* [Input]:
◇ ◇ ◇ ◇ ◇
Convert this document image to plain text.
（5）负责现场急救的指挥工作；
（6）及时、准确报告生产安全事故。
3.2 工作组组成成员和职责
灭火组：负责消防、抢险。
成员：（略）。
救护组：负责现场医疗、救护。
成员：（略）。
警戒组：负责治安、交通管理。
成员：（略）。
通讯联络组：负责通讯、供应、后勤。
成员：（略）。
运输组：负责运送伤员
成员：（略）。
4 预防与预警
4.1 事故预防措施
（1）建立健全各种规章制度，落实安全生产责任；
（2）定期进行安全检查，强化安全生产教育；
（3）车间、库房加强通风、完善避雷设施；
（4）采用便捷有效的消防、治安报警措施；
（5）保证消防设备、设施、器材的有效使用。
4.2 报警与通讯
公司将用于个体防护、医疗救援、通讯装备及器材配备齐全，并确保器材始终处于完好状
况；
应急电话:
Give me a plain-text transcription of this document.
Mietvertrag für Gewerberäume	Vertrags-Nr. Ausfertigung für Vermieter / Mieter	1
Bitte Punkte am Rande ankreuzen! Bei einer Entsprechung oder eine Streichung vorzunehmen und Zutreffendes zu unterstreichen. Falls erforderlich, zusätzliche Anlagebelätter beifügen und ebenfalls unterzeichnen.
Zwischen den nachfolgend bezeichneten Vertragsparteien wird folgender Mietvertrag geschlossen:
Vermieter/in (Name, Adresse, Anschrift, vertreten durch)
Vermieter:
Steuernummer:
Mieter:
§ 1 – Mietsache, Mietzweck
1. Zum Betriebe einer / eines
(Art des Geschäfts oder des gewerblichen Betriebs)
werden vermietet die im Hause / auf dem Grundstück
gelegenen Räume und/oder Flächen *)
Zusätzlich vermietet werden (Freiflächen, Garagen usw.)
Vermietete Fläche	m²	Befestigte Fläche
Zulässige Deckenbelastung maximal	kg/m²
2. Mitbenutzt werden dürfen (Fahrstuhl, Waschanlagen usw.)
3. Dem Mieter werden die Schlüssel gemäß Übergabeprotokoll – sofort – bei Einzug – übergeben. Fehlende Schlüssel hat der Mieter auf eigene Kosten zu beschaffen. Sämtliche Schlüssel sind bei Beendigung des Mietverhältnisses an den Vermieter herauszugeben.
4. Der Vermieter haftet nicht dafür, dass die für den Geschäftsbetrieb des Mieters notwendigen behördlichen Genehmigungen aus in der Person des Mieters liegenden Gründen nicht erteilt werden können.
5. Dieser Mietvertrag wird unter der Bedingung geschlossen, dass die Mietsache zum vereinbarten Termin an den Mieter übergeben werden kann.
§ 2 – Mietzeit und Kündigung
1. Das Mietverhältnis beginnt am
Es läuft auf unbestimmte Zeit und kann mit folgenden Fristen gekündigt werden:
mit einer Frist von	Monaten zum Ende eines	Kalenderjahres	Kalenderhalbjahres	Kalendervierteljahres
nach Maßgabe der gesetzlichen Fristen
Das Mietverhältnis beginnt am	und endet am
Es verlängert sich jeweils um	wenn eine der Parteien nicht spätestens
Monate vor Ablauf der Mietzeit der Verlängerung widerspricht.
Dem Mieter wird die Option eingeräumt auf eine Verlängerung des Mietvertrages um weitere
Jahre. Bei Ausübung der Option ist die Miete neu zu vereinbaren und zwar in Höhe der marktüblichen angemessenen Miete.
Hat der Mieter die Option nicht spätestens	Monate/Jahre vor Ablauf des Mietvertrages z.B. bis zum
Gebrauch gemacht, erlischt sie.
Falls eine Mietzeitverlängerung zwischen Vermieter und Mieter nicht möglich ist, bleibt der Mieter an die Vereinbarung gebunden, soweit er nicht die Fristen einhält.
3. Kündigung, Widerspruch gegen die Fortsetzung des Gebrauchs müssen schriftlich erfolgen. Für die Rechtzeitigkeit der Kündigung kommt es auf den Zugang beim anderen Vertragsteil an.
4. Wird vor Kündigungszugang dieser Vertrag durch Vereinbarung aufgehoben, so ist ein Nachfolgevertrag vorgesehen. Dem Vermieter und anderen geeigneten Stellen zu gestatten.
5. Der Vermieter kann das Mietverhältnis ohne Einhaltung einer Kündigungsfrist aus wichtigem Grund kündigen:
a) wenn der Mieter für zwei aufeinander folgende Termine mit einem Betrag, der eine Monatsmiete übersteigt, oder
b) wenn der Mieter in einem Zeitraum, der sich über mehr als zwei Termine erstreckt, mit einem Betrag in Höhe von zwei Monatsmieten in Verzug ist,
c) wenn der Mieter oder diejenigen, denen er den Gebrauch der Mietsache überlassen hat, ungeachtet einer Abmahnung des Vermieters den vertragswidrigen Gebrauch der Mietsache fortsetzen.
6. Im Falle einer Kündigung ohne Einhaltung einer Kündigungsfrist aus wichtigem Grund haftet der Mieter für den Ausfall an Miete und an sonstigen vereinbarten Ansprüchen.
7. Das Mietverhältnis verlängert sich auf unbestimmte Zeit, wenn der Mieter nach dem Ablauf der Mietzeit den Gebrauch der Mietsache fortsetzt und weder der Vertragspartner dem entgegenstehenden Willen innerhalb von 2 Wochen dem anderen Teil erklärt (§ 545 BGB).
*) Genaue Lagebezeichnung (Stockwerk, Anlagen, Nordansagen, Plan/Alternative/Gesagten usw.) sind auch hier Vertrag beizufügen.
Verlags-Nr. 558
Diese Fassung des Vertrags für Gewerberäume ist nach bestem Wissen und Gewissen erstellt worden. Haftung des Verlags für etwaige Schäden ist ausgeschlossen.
◇ ◇ ◇ ◇ ◇
* [What to produce]: From the material above, count the lines that include "dass" and give only the total.

* [Task solution]: 2